• AIM OF THE TASK:
Find the word "Wind" in the listing; pull out each line holding it.

[Records excerpted from a collection]
━━━━━━━━━━━━━━━━
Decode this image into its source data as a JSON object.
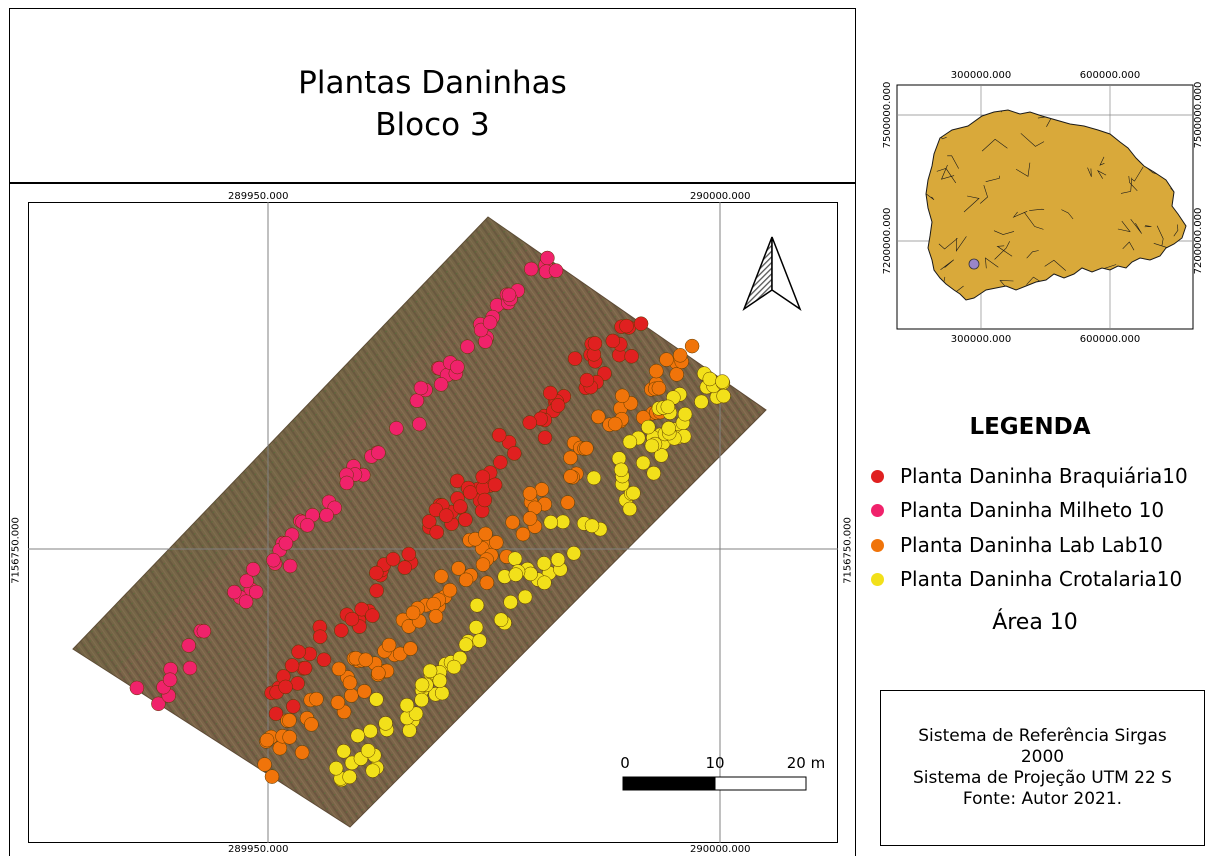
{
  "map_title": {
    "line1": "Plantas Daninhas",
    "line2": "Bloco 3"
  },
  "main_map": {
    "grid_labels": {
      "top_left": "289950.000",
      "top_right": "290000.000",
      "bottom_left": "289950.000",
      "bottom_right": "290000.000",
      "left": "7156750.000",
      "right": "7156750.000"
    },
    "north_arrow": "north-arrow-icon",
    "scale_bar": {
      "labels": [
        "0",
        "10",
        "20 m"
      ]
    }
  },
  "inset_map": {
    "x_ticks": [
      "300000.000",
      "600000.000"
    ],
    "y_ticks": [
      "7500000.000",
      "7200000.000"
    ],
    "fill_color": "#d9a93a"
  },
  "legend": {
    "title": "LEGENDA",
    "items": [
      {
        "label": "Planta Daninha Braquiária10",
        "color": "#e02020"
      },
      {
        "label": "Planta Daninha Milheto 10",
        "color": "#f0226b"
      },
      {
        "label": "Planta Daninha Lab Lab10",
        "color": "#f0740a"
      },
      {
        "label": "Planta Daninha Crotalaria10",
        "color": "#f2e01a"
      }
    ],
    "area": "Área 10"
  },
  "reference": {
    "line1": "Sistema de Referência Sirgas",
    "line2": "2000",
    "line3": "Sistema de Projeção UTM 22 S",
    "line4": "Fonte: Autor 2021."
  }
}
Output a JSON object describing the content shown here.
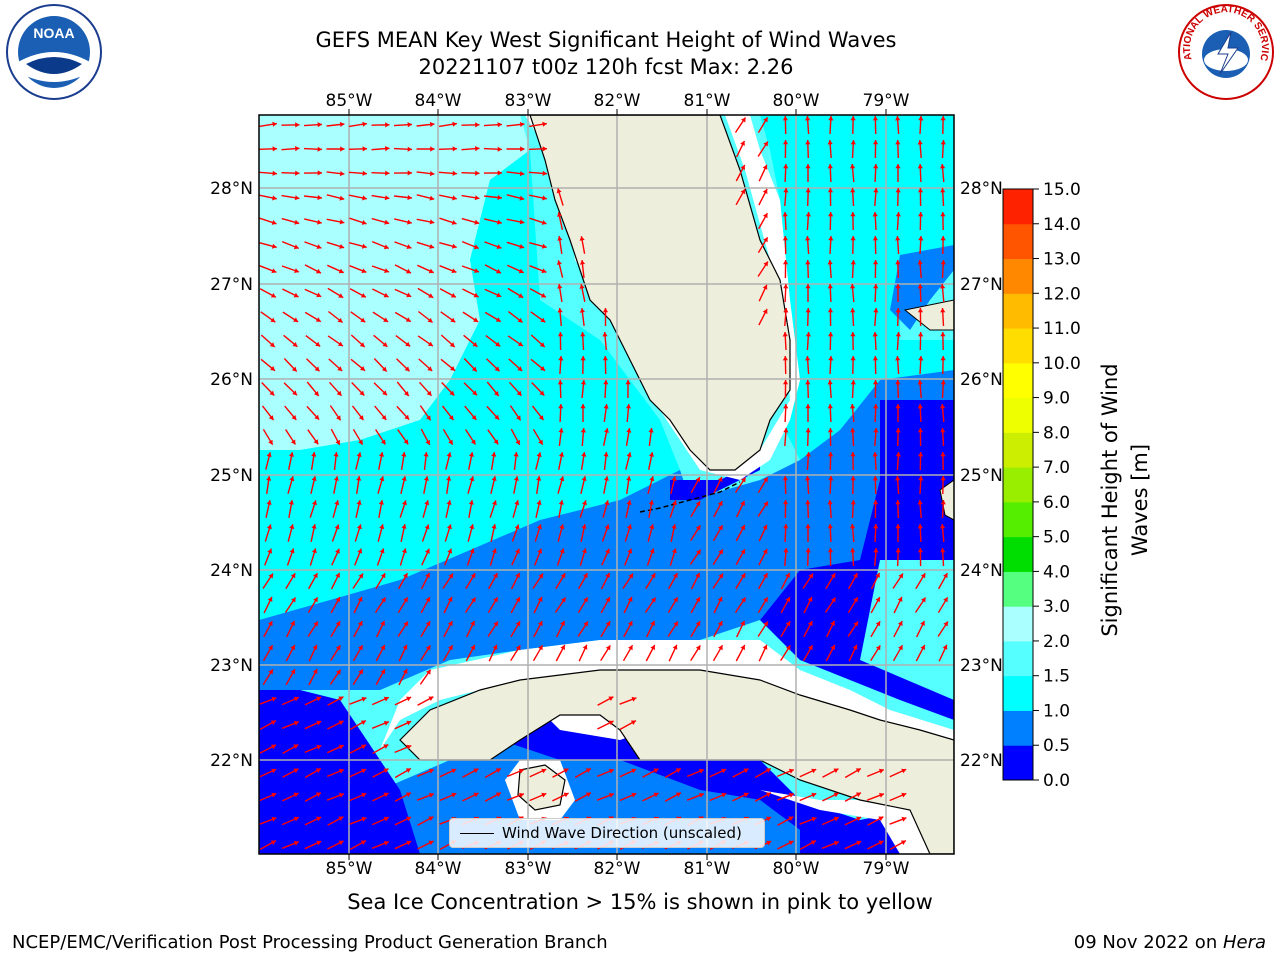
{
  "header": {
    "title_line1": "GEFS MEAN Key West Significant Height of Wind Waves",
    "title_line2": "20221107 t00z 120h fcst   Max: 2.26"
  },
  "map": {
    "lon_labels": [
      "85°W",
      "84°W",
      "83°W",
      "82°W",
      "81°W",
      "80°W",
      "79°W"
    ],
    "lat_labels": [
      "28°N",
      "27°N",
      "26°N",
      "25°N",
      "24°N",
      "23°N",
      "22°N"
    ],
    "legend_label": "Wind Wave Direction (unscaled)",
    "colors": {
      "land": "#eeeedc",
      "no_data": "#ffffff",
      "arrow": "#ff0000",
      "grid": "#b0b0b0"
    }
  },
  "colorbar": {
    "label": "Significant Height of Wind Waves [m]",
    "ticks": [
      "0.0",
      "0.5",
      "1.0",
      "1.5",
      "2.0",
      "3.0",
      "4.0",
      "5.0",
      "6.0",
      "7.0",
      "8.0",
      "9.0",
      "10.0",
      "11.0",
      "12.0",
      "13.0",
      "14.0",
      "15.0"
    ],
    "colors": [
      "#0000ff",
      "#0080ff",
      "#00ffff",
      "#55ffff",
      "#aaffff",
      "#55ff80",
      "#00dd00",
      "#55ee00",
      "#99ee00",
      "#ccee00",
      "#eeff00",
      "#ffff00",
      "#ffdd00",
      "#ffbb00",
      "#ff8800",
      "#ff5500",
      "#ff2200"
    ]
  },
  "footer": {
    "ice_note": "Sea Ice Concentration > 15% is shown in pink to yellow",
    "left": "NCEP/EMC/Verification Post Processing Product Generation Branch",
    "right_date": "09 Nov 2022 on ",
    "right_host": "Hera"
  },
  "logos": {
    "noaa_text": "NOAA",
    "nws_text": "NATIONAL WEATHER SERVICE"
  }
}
━━━━━━━━━━━━━━━━
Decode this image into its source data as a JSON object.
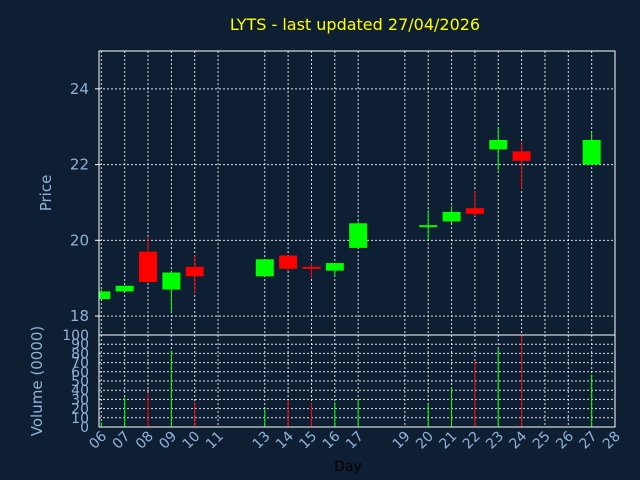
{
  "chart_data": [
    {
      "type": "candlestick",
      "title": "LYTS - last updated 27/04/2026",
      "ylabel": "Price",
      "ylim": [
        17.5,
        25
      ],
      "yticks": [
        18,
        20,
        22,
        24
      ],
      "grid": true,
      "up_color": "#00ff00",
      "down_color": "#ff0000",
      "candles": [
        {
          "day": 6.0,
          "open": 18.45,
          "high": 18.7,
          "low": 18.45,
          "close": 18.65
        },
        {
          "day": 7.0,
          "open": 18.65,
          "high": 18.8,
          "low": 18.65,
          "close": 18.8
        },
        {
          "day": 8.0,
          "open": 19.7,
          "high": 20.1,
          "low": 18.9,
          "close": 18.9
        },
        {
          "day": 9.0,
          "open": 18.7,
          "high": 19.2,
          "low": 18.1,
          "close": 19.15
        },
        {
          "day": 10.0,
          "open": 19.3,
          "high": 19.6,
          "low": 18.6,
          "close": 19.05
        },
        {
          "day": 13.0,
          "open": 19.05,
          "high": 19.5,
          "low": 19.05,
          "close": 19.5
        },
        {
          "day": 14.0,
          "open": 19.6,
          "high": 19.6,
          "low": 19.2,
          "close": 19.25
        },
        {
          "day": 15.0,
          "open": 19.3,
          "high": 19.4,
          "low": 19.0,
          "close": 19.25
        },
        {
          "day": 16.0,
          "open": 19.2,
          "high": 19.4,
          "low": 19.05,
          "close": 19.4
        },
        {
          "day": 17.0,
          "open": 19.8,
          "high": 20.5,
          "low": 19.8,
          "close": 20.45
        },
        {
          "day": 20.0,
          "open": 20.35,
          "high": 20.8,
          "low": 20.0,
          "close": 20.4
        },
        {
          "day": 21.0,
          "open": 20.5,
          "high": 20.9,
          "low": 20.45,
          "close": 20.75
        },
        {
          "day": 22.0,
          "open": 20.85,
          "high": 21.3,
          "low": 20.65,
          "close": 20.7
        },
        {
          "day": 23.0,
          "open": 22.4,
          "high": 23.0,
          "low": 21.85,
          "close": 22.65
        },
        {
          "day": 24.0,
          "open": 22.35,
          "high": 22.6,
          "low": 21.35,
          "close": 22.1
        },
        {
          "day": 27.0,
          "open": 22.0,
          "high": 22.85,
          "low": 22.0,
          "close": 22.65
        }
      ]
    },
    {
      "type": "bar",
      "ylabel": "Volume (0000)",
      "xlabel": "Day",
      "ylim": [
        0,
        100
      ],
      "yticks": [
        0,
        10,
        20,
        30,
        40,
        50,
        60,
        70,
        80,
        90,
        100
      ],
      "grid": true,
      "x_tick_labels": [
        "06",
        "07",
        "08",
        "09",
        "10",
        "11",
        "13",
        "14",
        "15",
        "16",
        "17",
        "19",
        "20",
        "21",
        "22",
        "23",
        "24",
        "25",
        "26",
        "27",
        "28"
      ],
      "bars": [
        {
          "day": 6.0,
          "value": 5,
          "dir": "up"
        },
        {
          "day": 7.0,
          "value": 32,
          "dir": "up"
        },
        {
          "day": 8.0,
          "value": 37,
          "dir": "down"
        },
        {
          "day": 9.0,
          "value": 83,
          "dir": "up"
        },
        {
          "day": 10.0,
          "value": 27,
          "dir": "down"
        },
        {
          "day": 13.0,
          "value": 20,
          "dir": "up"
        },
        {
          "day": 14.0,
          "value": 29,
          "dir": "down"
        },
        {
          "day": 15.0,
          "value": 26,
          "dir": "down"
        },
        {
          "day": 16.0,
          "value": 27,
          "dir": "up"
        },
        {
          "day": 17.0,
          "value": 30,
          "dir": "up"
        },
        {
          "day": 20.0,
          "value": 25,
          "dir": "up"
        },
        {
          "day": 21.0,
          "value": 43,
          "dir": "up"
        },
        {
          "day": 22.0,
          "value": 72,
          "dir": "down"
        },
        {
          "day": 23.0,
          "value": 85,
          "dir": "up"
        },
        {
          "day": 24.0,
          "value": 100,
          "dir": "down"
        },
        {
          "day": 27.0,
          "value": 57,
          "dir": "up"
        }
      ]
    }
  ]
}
━━━━━━━━━━━━━━━━
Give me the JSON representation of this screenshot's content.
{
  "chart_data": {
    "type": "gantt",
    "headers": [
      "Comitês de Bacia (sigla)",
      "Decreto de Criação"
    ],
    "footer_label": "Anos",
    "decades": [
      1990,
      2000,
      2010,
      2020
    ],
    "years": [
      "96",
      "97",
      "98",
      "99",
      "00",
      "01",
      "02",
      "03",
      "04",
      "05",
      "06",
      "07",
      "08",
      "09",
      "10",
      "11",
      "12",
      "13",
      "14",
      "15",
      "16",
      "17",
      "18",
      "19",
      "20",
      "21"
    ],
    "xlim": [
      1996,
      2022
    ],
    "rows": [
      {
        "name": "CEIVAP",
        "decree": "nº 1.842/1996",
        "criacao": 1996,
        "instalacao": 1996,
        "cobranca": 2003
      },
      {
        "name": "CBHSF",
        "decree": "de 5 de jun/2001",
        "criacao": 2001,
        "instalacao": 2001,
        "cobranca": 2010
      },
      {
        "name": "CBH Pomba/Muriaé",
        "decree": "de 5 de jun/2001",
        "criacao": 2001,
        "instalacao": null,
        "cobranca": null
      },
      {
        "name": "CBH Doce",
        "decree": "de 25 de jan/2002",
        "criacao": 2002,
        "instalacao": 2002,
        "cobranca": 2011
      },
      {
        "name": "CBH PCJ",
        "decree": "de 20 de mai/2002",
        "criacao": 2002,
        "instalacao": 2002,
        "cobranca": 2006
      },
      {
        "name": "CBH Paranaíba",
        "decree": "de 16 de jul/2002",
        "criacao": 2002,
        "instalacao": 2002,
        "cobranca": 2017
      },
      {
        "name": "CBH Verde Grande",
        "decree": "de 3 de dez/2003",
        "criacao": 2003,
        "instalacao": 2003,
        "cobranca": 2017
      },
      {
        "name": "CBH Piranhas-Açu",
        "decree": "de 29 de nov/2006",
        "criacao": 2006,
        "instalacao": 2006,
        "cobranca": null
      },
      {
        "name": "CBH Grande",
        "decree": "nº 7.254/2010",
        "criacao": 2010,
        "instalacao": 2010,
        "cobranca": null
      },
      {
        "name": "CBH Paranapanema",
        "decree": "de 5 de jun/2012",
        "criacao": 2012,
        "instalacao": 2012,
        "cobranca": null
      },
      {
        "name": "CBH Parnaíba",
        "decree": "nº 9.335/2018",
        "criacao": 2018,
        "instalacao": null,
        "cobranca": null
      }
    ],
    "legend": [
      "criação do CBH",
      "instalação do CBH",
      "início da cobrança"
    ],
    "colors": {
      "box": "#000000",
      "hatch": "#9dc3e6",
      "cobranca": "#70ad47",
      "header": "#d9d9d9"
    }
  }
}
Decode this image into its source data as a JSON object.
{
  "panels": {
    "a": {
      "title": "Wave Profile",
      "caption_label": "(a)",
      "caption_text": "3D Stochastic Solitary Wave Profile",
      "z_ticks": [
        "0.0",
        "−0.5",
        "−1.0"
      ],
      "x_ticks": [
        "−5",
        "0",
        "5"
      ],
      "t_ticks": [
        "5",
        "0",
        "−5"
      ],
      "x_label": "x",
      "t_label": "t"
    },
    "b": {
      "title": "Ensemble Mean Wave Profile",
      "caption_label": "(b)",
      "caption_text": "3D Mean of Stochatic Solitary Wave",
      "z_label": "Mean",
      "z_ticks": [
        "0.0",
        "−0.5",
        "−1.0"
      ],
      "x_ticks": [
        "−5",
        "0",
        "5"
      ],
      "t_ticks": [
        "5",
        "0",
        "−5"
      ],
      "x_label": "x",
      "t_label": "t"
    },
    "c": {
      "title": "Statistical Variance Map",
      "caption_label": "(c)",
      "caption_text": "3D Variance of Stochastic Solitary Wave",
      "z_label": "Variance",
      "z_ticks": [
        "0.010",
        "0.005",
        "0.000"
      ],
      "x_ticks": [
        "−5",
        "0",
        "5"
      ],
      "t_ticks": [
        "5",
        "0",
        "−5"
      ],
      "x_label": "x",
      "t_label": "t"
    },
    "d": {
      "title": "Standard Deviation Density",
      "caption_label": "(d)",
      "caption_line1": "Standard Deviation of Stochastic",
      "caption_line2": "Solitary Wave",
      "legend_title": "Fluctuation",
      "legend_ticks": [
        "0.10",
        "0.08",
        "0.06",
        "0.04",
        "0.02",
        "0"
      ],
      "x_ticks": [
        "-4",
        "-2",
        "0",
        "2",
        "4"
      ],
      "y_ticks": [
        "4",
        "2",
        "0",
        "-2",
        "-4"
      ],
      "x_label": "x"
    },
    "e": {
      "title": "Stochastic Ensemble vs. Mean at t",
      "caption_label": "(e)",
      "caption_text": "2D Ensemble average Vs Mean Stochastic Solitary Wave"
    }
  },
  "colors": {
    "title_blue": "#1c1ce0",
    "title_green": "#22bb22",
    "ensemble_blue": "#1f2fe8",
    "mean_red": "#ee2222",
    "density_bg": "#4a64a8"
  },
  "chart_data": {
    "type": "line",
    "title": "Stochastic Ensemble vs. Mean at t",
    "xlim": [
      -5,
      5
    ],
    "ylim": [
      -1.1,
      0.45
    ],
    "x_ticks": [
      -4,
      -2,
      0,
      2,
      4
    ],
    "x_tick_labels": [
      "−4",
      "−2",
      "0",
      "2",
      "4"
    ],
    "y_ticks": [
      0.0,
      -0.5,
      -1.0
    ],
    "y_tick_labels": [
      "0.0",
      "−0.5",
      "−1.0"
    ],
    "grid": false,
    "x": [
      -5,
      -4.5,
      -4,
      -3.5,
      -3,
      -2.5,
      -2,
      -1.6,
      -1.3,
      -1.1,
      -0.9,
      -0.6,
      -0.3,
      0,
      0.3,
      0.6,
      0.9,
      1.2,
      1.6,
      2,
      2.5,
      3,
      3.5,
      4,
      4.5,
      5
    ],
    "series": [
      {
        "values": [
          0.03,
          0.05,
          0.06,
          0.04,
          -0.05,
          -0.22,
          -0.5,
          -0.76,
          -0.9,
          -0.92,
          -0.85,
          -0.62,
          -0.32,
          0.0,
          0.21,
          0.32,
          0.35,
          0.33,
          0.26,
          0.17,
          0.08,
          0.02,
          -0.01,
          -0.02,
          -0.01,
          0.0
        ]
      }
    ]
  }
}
━━━━━━━━━━━━━━━━
• RESULT FOR THIS TASK:
    "title_line1": "GEFS MEAN Key West Significant Height of Wind Waves",
    "legend_label": "Wind Wave Direction (unscaled)",
    "label": "Significant Height of Wind Waves [m]",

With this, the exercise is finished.